↓

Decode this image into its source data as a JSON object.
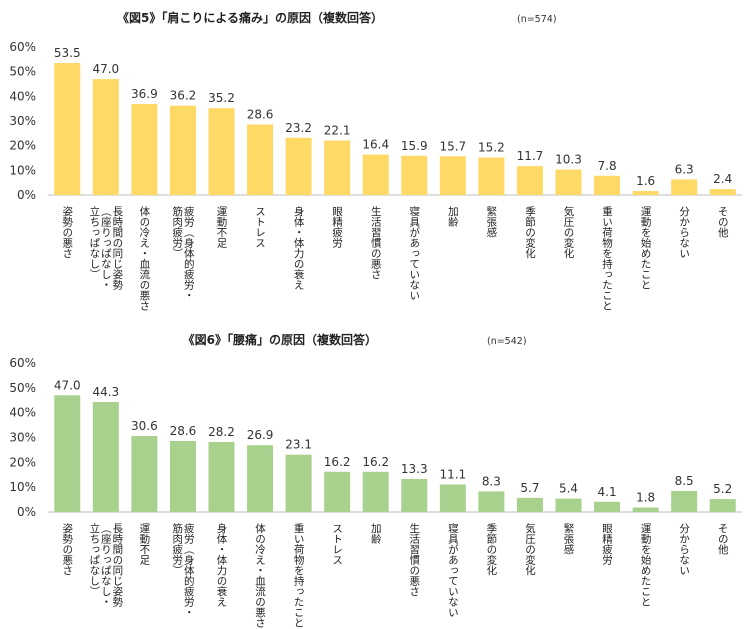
{
  "chart_data": [
    {
      "type": "bar",
      "title": "《図5》「肩こりによる痛み」の原因（複数回答）",
      "n_label": "(n=574)",
      "color": "#FFD966",
      "ylim": [
        0,
        60
      ],
      "yticks": [
        "0%",
        "10%",
        "20%",
        "30%",
        "40%",
        "50%",
        "60%"
      ],
      "categories": [
        [
          "姿勢の悪さ"
        ],
        [
          "長時間の同じ姿勢",
          "（座りっぱなし・",
          "立ちっぱなし）"
        ],
        [
          "体の冷え・血流の悪さ"
        ],
        [
          "疲労（身体的疲労・",
          "筋肉疲労）"
        ],
        [
          "運動不足"
        ],
        [
          "ストレス"
        ],
        [
          "身体・体力の衰え"
        ],
        [
          "眼精疲労"
        ],
        [
          "生活習慣の悪さ"
        ],
        [
          "寝具があっていない"
        ],
        [
          "加齢"
        ],
        [
          "緊張感"
        ],
        [
          "季節の変化"
        ],
        [
          "気圧の変化"
        ],
        [
          "重い荷物を持ったこと"
        ],
        [
          "運動を始めたこと"
        ],
        [
          "分からない"
        ],
        [
          "その他"
        ]
      ],
      "values": [
        53.5,
        47.0,
        36.9,
        36.2,
        35.2,
        28.6,
        23.2,
        22.1,
        16.4,
        15.9,
        15.7,
        15.2,
        11.7,
        10.3,
        7.8,
        1.6,
        6.3,
        2.4
      ],
      "value_labels": [
        "53.5",
        "47.0",
        "36.9",
        "36.2",
        "35.2",
        "28.6",
        "23.2",
        "22.1",
        "16.4",
        "15.9",
        "15.7",
        "15.2",
        "11.7",
        "10.3",
        "7.8",
        "1.6",
        "6.3",
        "2.4"
      ]
    },
    {
      "type": "bar",
      "title": "《図6》「腰痛」の原因（複数回答）",
      "n_label": "(n=542)",
      "color": "#A9D18E",
      "ylim": [
        0,
        60
      ],
      "yticks": [
        "0%",
        "10%",
        "20%",
        "30%",
        "40%",
        "50%",
        "60%"
      ],
      "categories": [
        [
          "姿勢の悪さ"
        ],
        [
          "長時間の同じ姿勢",
          "（座りっぱなし・",
          "立ちっぱなし）"
        ],
        [
          "運動不足"
        ],
        [
          "疲労（身体的疲労・",
          "筋肉疲労）"
        ],
        [
          "身体・体力の衰え"
        ],
        [
          "体の冷え・血流の悪さ"
        ],
        [
          "重い荷物を持ったこと"
        ],
        [
          "ストレス"
        ],
        [
          "加齢"
        ],
        [
          "生活習慣の悪さ"
        ],
        [
          "寝具があっていない"
        ],
        [
          "季節の変化"
        ],
        [
          "気圧の変化"
        ],
        [
          "緊張感"
        ],
        [
          "眼精疲労"
        ],
        [
          "運動を始めたこと"
        ],
        [
          "分からない"
        ],
        [
          "その他"
        ]
      ],
      "values": [
        47.0,
        44.3,
        30.6,
        28.6,
        28.2,
        26.9,
        23.1,
        16.2,
        16.2,
        13.3,
        11.1,
        8.3,
        5.7,
        5.4,
        4.1,
        1.8,
        8.5,
        5.2
      ],
      "value_labels": [
        "47.0",
        "44.3",
        "30.6",
        "28.6",
        "28.2",
        "26.9",
        "23.1",
        "16.2",
        "16.2",
        "13.3",
        "11.1",
        "8.3",
        "5.7",
        "5.4",
        "4.1",
        "1.8",
        "8.5",
        "5.2"
      ]
    }
  ]
}
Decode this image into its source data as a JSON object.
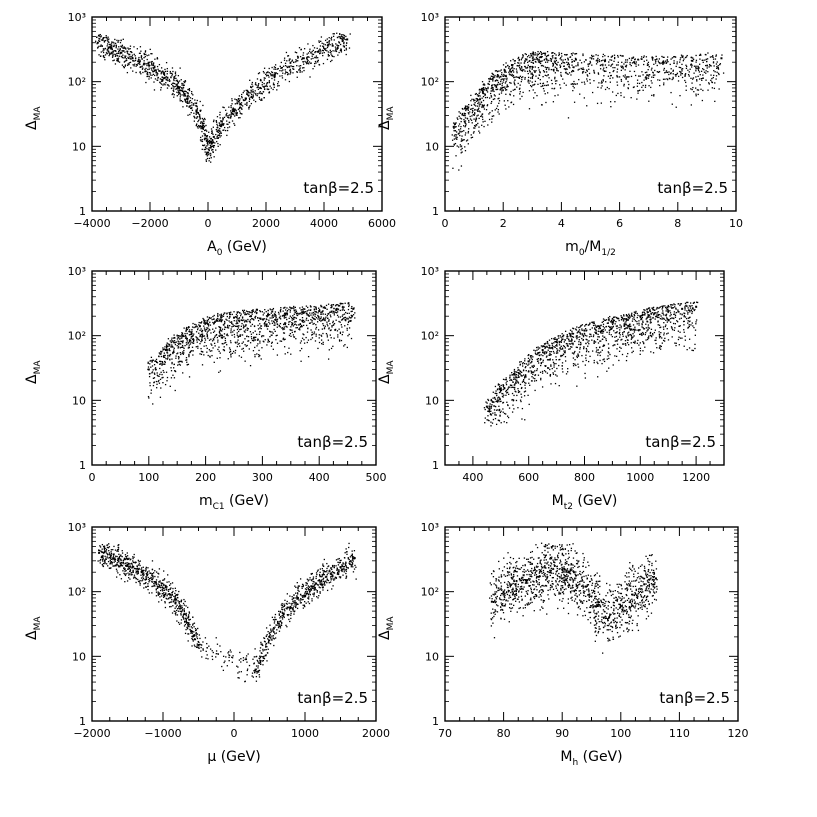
{
  "figure": {
    "annotation": "tanβ=2.5"
  },
  "chart_data": [
    {
      "type": "scatter",
      "xlabel": "A0 (GeV)",
      "xlabel_main": "A",
      "xlabel_sub": "0",
      "xlabel_unit": " (GeV)",
      "ylabel_main": "Δ",
      "ylabel_sub": "MA",
      "xlim": [
        -4000,
        6000
      ],
      "ylim": [
        1,
        1000
      ],
      "yscale": "log",
      "xticks": [
        -4000,
        -2000,
        0,
        2000,
        4000,
        6000
      ],
      "xticklabels": [
        "−4000",
        "−2000",
        "0",
        "2000",
        "4000",
        "6000"
      ],
      "yticklabels": [
        "1",
        "10",
        "10²",
        "10³"
      ],
      "annotation": "tanβ=2.5",
      "series": [
        {
          "x": [
            -3800,
            -3400,
            -3000,
            -2600,
            -2200,
            -1800,
            -1400,
            -1000,
            -700,
            -400,
            -200,
            0,
            200,
            500,
            900,
            1300,
            1800,
            2300,
            2800,
            3300,
            3800,
            4300,
            4800
          ],
          "y": [
            400,
            340,
            280,
            230,
            190,
            150,
            115,
            80,
            55,
            35,
            20,
            8,
            14,
            22,
            35,
            55,
            80,
            120,
            170,
            230,
            290,
            360,
            450
          ]
        }
      ]
    },
    {
      "type": "scatter",
      "xlabel_main": "m",
      "xlabel_sub": "0",
      "xlabel_unit": "/M",
      "xlabel_sub2": "1/2",
      "ylabel_main": "Δ",
      "ylabel_sub": "MA",
      "xlim": [
        0,
        10
      ],
      "ylim": [
        1,
        1000
      ],
      "yscale": "log",
      "xticks": [
        0,
        2,
        4,
        6,
        8,
        10
      ],
      "xticklabels": [
        "0",
        "2",
        "4",
        "6",
        "8",
        "10"
      ],
      "yticklabels": [
        "1",
        "10",
        "10²",
        "10³"
      ],
      "annotation": "tanβ=2.5",
      "series": [
        {
          "x": [
            0.3,
            0.8,
            1.3,
            1.8,
            2.3,
            2.8,
            3.3,
            3.8,
            4.5,
            5.5,
            6.5,
            7.5,
            8.5,
            9.5
          ],
          "y": [
            20,
            40,
            70,
            120,
            180,
            220,
            240,
            230,
            220,
            210,
            200,
            200,
            210,
            230
          ]
        }
      ]
    },
    {
      "type": "scatter",
      "xlabel_main": "m",
      "xlabel_sub": "C1",
      "xlabel_unit": " (GeV)",
      "ylabel_main": "Δ",
      "ylabel_sub": "MA",
      "xlim": [
        0,
        500
      ],
      "ylim": [
        1,
        1000
      ],
      "yscale": "log",
      "xticks": [
        0,
        100,
        200,
        300,
        400,
        500
      ],
      "xticklabels": [
        "0",
        "100",
        "200",
        "300",
        "400",
        "500"
      ],
      "yticklabels": [
        "1",
        "10",
        "10²",
        "10³"
      ],
      "annotation": "tanβ=2.5",
      "series": [
        {
          "x": [
            100,
            130,
            160,
            190,
            220,
            250,
            280,
            310,
            340,
            370,
            400,
            430,
            460
          ],
          "y": [
            30,
            60,
            100,
            140,
            170,
            190,
            200,
            210,
            220,
            230,
            240,
            250,
            260
          ]
        }
      ]
    },
    {
      "type": "scatter",
      "xlabel_main": "M",
      "xlabel_sub": "t2",
      "xlabel_unit": " (GeV)",
      "ylabel_main": "Δ",
      "ylabel_sub": "MA",
      "xlim": [
        300,
        1300
      ],
      "ylim": [
        1,
        1000
      ],
      "yscale": "log",
      "xticks": [
        400,
        600,
        800,
        1000,
        1200
      ],
      "xticklabels": [
        "400",
        "600",
        "800",
        "1000",
        "1200"
      ],
      "yticklabels": [
        "1",
        "10",
        "10²",
        "10³"
      ],
      "annotation": "tanβ=2.5",
      "series": [
        {
          "x": [
            450,
            500,
            550,
            600,
            650,
            700,
            750,
            800,
            850,
            900,
            950,
            1000,
            1050,
            1100,
            1150,
            1200
          ],
          "y": [
            8,
            15,
            25,
            40,
            60,
            80,
            100,
            120,
            140,
            160,
            180,
            200,
            220,
            240,
            260,
            280
          ]
        }
      ]
    },
    {
      "type": "scatter",
      "xlabel_main": "μ",
      "xlabel_sub": "",
      "xlabel_unit": " (GeV)",
      "ylabel_main": "Δ",
      "ylabel_sub": "MA",
      "xlim": [
        -2000,
        2000
      ],
      "ylim": [
        1,
        1000
      ],
      "yscale": "log",
      "xticks": [
        -2000,
        -1000,
        0,
        1000,
        2000
      ],
      "xticklabels": [
        "−2000",
        "−1000",
        "0",
        "1000",
        "2000"
      ],
      "yticklabels": [
        "1",
        "10",
        "10²",
        "10³"
      ],
      "annotation": "tanβ=2.5",
      "series": [
        {
          "x": [
            -1900,
            -1700,
            -1500,
            -1300,
            -1100,
            -900,
            -700,
            -500,
            300,
            500,
            700,
            900,
            1100,
            1300,
            1500,
            1700
          ],
          "y": [
            400,
            330,
            260,
            200,
            140,
            90,
            45,
            15,
            6,
            20,
            45,
            80,
            120,
            170,
            240,
            330
          ]
        }
      ]
    },
    {
      "type": "scatter",
      "xlabel_main": "M",
      "xlabel_sub": "h",
      "xlabel_unit": " (GeV)",
      "ylabel_main": "Δ",
      "ylabel_sub": "MA",
      "xlim": [
        70,
        120
      ],
      "ylim": [
        1,
        1000
      ],
      "yscale": "log",
      "xticks": [
        70,
        80,
        90,
        100,
        110,
        120
      ],
      "xticklabels": [
        "70",
        "80",
        "90",
        "100",
        "110",
        "120"
      ],
      "yticklabels": [
        "1",
        "10",
        "10²",
        "10³"
      ],
      "annotation": "tanβ=2.5",
      "series": [
        {
          "x": [
            78,
            80,
            82,
            84,
            86,
            88,
            90,
            92,
            94,
            96,
            98,
            100,
            102,
            104,
            106
          ],
          "y": [
            70,
            100,
            130,
            150,
            170,
            200,
            220,
            200,
            120,
            60,
            40,
            60,
            90,
            130,
            160
          ]
        }
      ]
    }
  ]
}
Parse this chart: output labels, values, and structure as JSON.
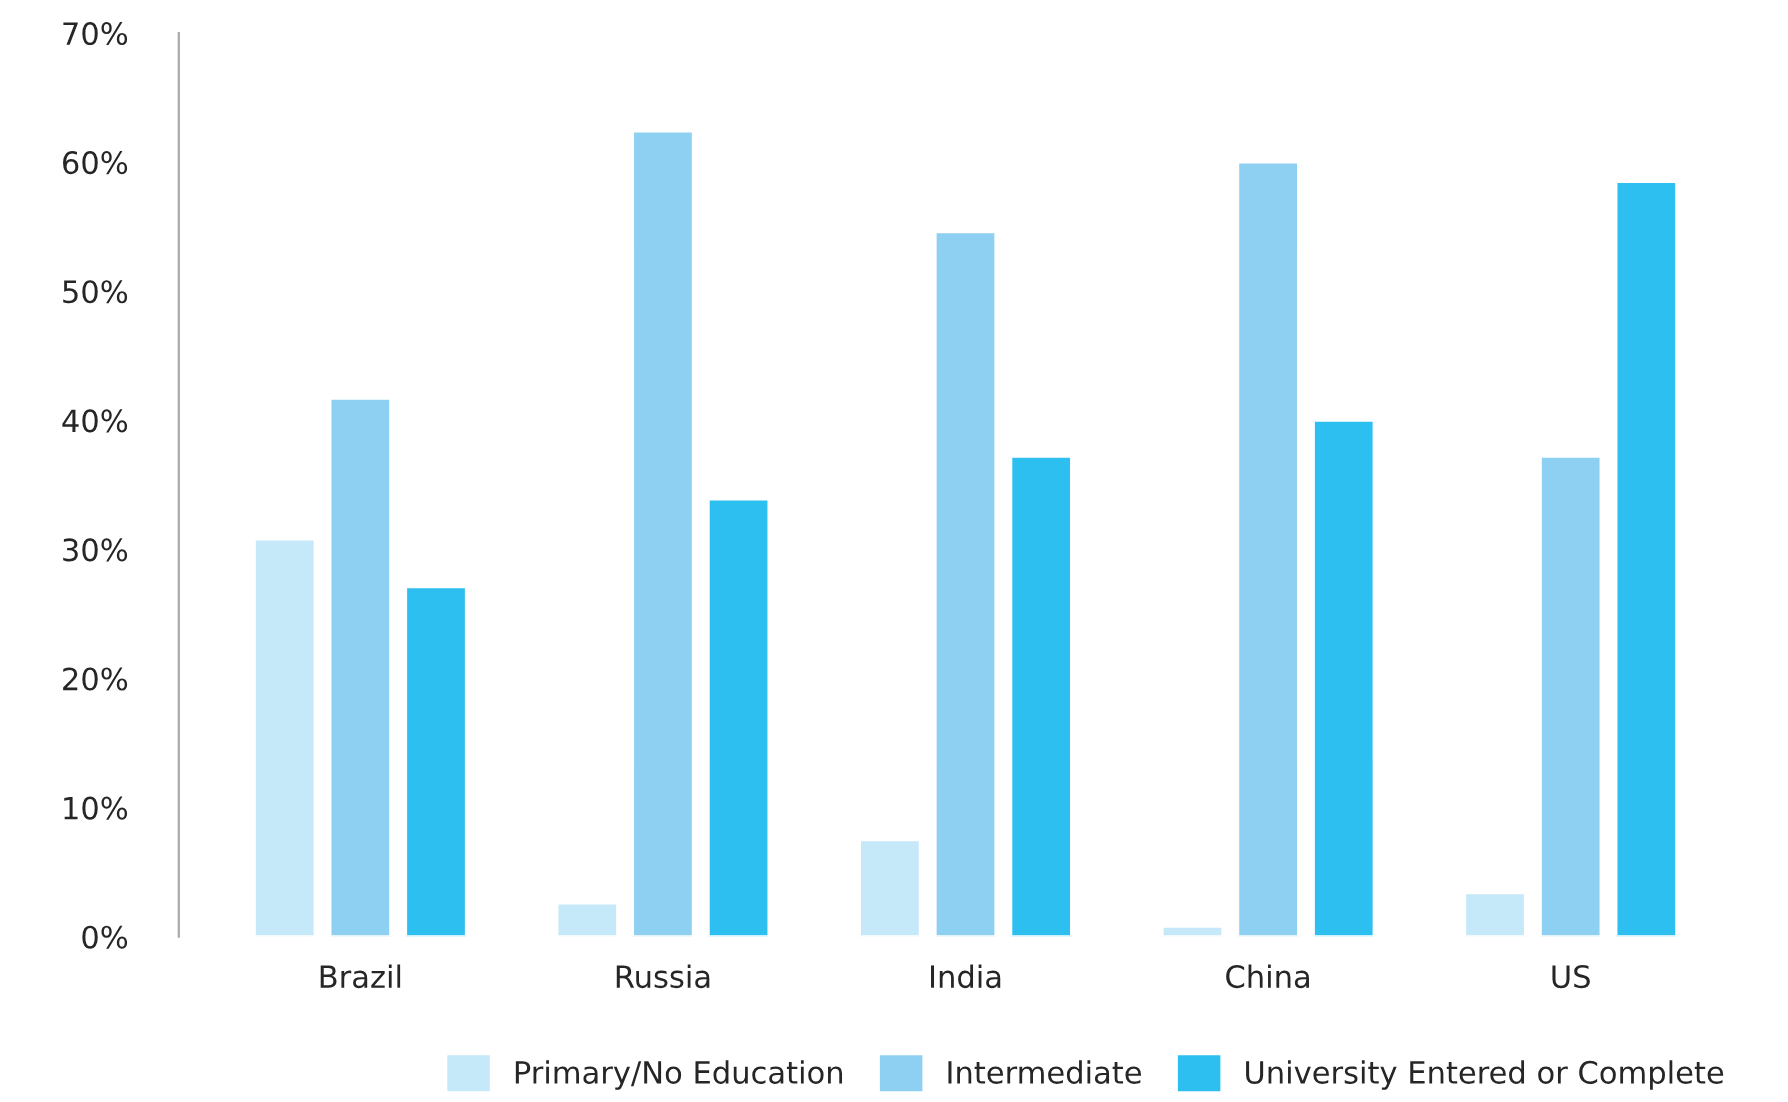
{
  "chart_data": {
    "type": "bar",
    "categories": [
      "Brazil",
      "Russia",
      "India",
      "China",
      "US"
    ],
    "series": [
      {
        "name": "Primary/No Education",
        "color": "#c5e9f8",
        "values": [
          30.8,
          2.6,
          7.5,
          0.8,
          3.4
        ]
      },
      {
        "name": "Intermediate",
        "color": "#8dd0f1",
        "values": [
          41.7,
          62.4,
          54.6,
          60.0,
          37.2
        ]
      },
      {
        "name": "University Entered or Complete",
        "color": "#2dbfef",
        "values": [
          27.1,
          33.9,
          37.2,
          40.0,
          58.5
        ]
      }
    ],
    "ylim": [
      0,
      70
    ],
    "yticks": [
      {
        "value": 0,
        "label": "0%"
      },
      {
        "value": 10,
        "label": "10%"
      },
      {
        "value": 20,
        "label": "20%"
      },
      {
        "value": 30,
        "label": "30%"
      },
      {
        "value": 40,
        "label": "40%"
      },
      {
        "value": 50,
        "label": "50%"
      },
      {
        "value": 60,
        "label": "60%"
      },
      {
        "value": 70,
        "label": "70%"
      }
    ],
    "grid": false,
    "legend": "bottom"
  }
}
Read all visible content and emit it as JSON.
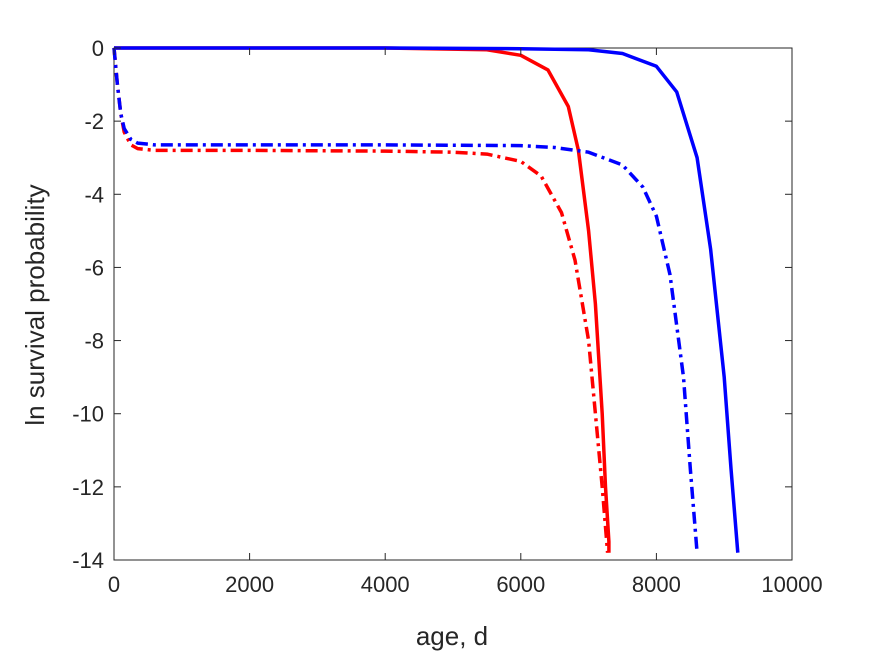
{
  "chart_data": {
    "type": "line",
    "title": "",
    "xlabel": "age, d",
    "ylabel": "ln survival probability",
    "xlim": [
      0,
      10000
    ],
    "ylim": [
      -14,
      0
    ],
    "xticks": [
      0,
      2000,
      4000,
      6000,
      8000,
      10000
    ],
    "yticks": [
      0,
      -2,
      -4,
      -6,
      -8,
      -10,
      -12,
      -14
    ],
    "grid": false,
    "legend": "none",
    "series": [
      {
        "color": "#ff0000",
        "style": "solid",
        "x": [
          0,
          2000,
          4000,
          5500,
          6000,
          6400,
          6700,
          6850,
          7000,
          7100,
          7200,
          7250,
          7300,
          7300
        ],
        "y": [
          0,
          0,
          0,
          -0.05,
          -0.2,
          -0.6,
          -1.6,
          -2.8,
          -5.0,
          -7.0,
          -10.0,
          -12.0,
          -13.5,
          -13.8
        ]
      },
      {
        "color": "#0000ff",
        "style": "solid",
        "x": [
          0,
          2000,
          4000,
          6000,
          7000,
          7500,
          8000,
          8300,
          8600,
          8800,
          9000,
          9100,
          9200
        ],
        "y": [
          0,
          0,
          0,
          -0.02,
          -0.05,
          -0.15,
          -0.5,
          -1.2,
          -3.0,
          -5.5,
          -9.0,
          -11.5,
          -13.8
        ]
      },
      {
        "color": "#ff0000",
        "style": "dashdot",
        "x": [
          0,
          50,
          100,
          150,
          250,
          350,
          600,
          2000,
          4000,
          5000,
          5500,
          6000,
          6300,
          6600,
          6800,
          7000,
          7100,
          7200,
          7280
        ],
        "y": [
          0,
          -1.0,
          -1.8,
          -2.3,
          -2.65,
          -2.75,
          -2.8,
          -2.8,
          -2.82,
          -2.85,
          -2.9,
          -3.1,
          -3.5,
          -4.5,
          -5.8,
          -8.0,
          -10.0,
          -12.0,
          -13.8
        ]
      },
      {
        "color": "#0000ff",
        "style": "dashdot",
        "x": [
          0,
          50,
          100,
          150,
          250,
          350,
          600,
          2000,
          4000,
          6000,
          6500,
          7000,
          7500,
          7800,
          8000,
          8200,
          8400,
          8500,
          8600
        ],
        "y": [
          0,
          -1.0,
          -1.8,
          -2.2,
          -2.5,
          -2.6,
          -2.65,
          -2.65,
          -2.65,
          -2.67,
          -2.72,
          -2.85,
          -3.2,
          -3.8,
          -4.6,
          -6.2,
          -9.0,
          -11.5,
          -13.8
        ]
      }
    ]
  }
}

↑

#### Problem description:
Find the word "複数回答" in the data and copy out each line where it turns up.

#### Correct result:
      "title": "《図5》「肩こりによる痛み」の原因（複数回答）",
      "title": "《図6》「腰痛」の原因（複数回答）",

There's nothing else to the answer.